◆ Problem description:
From the entries below, report only the number of lines that contain the word "page".

◆ Exercise materials:
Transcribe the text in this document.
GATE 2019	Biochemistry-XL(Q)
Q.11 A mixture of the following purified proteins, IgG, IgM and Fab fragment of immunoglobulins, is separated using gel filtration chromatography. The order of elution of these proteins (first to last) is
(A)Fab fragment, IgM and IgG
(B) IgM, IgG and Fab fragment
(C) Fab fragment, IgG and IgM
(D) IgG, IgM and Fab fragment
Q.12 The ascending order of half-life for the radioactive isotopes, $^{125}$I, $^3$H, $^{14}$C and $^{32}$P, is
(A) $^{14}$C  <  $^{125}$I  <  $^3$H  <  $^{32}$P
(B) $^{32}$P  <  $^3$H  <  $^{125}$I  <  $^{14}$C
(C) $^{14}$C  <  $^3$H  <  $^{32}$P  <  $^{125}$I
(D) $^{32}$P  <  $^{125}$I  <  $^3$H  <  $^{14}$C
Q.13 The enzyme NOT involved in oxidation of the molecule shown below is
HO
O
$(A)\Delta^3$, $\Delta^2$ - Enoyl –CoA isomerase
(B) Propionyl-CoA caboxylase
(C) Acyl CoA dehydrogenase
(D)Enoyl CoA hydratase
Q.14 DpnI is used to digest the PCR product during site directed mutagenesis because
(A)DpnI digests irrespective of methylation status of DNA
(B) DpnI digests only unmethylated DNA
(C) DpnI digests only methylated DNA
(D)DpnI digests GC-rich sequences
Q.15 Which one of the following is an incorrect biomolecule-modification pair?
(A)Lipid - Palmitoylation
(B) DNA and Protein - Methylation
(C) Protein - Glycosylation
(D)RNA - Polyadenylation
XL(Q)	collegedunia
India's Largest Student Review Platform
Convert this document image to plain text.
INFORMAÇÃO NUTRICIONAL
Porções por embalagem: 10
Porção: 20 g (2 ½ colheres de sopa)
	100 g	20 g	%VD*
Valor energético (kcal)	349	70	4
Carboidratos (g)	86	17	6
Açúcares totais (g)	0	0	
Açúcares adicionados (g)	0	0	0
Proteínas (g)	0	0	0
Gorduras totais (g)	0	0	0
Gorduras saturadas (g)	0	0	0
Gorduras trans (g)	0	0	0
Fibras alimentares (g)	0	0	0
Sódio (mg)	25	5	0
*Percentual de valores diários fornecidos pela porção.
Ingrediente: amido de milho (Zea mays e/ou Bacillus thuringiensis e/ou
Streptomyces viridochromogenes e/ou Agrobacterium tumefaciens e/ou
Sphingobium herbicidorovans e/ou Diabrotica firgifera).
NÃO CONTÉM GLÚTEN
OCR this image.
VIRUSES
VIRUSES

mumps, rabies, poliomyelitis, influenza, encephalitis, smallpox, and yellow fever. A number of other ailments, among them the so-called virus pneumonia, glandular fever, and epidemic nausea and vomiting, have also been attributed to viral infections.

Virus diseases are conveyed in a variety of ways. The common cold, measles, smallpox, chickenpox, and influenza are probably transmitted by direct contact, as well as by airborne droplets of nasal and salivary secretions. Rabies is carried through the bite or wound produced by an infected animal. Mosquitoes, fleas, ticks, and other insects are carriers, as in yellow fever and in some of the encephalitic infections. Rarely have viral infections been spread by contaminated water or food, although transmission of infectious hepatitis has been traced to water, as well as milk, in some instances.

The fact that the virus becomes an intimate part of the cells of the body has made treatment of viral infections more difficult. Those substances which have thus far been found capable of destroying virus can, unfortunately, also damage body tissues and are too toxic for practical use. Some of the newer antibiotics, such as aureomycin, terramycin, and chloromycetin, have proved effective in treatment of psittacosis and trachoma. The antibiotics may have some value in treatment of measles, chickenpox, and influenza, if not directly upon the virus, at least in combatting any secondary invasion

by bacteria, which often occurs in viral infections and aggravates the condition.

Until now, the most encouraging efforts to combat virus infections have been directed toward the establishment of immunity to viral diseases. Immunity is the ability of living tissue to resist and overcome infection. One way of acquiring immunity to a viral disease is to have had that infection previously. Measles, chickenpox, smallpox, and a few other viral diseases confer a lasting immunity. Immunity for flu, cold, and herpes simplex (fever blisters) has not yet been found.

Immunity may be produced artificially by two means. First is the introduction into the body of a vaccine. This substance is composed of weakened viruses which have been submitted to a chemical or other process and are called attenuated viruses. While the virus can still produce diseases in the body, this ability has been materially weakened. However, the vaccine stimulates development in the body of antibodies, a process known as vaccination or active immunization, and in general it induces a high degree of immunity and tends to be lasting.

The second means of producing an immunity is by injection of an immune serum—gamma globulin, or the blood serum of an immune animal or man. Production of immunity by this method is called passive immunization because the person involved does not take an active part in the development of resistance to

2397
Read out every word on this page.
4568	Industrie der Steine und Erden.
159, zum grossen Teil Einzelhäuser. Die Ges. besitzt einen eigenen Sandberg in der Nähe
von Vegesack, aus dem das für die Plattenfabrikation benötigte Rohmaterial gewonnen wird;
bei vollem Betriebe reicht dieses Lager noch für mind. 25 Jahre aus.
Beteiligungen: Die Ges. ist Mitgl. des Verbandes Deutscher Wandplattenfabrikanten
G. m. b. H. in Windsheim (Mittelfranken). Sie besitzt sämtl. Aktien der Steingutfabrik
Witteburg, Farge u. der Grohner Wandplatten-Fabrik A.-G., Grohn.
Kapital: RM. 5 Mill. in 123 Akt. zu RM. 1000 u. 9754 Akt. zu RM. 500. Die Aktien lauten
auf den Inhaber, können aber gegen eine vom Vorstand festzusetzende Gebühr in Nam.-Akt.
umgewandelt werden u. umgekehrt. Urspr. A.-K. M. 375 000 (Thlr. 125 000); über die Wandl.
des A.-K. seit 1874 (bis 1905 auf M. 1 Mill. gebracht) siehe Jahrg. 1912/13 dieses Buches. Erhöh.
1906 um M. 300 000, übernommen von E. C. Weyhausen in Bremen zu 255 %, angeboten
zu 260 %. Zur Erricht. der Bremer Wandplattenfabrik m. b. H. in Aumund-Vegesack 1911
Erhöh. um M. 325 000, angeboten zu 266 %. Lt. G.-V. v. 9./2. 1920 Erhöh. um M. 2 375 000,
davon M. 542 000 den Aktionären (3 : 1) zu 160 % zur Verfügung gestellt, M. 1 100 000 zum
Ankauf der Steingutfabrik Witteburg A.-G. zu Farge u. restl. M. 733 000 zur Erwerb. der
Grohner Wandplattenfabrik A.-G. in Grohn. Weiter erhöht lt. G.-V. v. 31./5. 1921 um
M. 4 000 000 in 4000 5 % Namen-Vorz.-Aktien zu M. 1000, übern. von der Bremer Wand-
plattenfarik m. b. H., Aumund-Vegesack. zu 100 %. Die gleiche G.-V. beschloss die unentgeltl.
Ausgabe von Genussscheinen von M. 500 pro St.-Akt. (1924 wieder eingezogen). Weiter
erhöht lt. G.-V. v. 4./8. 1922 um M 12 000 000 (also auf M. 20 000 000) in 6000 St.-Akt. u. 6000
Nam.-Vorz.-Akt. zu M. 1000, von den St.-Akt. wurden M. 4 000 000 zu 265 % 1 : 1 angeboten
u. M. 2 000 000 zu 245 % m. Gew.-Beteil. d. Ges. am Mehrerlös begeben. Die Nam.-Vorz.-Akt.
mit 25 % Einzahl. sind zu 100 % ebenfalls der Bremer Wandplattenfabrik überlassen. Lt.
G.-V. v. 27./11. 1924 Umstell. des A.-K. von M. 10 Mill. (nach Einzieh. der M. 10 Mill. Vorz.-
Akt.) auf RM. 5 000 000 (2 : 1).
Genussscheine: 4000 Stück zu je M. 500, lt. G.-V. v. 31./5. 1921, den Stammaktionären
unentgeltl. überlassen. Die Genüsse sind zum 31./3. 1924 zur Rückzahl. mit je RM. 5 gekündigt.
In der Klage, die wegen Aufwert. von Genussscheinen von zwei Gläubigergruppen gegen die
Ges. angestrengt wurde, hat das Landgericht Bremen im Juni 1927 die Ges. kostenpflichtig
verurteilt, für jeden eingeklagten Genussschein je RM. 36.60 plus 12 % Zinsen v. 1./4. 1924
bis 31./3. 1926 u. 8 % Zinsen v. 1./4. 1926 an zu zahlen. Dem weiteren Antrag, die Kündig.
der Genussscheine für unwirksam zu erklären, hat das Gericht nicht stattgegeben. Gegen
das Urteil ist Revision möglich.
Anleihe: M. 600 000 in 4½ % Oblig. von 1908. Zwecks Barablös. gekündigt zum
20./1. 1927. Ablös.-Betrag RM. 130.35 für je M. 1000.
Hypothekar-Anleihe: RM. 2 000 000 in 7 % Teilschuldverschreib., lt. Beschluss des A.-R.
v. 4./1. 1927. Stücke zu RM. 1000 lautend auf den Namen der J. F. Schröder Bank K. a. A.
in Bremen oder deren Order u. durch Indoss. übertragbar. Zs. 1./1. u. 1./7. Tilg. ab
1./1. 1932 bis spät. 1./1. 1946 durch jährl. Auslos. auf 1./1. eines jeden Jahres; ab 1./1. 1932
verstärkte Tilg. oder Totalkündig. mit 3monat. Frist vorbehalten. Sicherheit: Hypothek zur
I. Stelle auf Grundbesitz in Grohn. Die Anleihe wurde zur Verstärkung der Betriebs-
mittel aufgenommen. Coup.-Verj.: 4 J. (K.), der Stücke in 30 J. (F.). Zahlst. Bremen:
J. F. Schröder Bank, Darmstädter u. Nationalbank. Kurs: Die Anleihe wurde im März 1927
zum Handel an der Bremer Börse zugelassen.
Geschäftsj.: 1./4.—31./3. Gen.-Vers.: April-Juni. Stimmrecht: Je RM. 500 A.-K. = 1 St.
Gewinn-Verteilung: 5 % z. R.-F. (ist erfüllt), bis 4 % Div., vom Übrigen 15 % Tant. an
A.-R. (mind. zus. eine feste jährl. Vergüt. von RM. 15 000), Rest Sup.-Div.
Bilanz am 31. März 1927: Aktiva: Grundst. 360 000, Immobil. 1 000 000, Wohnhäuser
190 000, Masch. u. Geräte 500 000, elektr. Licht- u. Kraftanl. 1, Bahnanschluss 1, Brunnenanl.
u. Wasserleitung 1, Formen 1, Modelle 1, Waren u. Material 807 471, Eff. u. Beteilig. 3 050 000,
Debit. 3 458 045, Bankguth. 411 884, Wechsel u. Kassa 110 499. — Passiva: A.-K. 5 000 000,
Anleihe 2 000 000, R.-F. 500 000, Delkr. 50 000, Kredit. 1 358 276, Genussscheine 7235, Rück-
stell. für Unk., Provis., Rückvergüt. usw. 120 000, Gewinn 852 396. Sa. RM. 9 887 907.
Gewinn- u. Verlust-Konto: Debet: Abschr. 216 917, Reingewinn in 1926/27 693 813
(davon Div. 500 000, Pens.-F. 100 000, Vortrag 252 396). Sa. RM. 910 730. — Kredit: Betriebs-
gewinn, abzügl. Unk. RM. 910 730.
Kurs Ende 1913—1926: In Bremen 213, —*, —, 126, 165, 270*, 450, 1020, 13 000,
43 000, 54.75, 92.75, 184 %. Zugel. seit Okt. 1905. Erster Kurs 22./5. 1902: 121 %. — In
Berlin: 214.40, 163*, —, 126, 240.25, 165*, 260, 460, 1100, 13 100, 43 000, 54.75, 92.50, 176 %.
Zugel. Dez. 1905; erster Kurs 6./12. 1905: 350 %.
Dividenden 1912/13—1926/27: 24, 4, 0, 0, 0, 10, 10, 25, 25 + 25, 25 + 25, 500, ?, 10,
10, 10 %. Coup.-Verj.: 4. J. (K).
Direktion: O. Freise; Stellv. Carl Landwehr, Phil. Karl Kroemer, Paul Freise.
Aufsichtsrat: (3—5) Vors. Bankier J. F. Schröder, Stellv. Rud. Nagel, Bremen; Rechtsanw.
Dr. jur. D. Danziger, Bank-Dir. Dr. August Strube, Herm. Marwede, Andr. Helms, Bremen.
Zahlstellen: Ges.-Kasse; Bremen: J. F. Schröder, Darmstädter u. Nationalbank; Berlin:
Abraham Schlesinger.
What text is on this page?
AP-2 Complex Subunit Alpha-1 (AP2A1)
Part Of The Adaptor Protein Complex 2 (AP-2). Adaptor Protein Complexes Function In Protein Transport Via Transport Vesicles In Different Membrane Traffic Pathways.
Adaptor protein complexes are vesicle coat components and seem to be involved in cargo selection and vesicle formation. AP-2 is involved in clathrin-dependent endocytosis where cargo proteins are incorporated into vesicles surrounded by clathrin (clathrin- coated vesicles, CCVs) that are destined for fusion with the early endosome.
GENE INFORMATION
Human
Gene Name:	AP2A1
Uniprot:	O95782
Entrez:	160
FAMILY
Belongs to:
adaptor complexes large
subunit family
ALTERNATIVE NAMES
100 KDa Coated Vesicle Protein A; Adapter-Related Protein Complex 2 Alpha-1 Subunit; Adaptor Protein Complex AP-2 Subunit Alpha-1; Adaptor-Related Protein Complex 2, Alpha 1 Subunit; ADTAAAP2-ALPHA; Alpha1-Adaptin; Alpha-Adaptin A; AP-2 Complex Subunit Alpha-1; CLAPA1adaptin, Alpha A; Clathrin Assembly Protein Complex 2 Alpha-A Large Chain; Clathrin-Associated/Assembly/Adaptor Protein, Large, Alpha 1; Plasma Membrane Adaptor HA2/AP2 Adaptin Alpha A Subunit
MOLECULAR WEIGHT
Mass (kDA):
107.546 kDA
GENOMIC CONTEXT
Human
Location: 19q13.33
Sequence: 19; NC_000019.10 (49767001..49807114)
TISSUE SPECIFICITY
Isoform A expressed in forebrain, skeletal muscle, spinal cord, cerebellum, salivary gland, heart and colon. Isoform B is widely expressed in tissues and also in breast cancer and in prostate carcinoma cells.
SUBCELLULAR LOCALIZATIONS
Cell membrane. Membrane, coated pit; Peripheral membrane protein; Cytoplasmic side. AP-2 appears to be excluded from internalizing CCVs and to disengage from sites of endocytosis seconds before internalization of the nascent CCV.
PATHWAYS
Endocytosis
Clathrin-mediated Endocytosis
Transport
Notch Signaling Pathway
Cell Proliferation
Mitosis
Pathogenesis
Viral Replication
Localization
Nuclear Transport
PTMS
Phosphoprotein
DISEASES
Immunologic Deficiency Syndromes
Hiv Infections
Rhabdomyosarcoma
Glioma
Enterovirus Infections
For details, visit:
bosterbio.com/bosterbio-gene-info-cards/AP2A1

◆ Result of this exercise:
2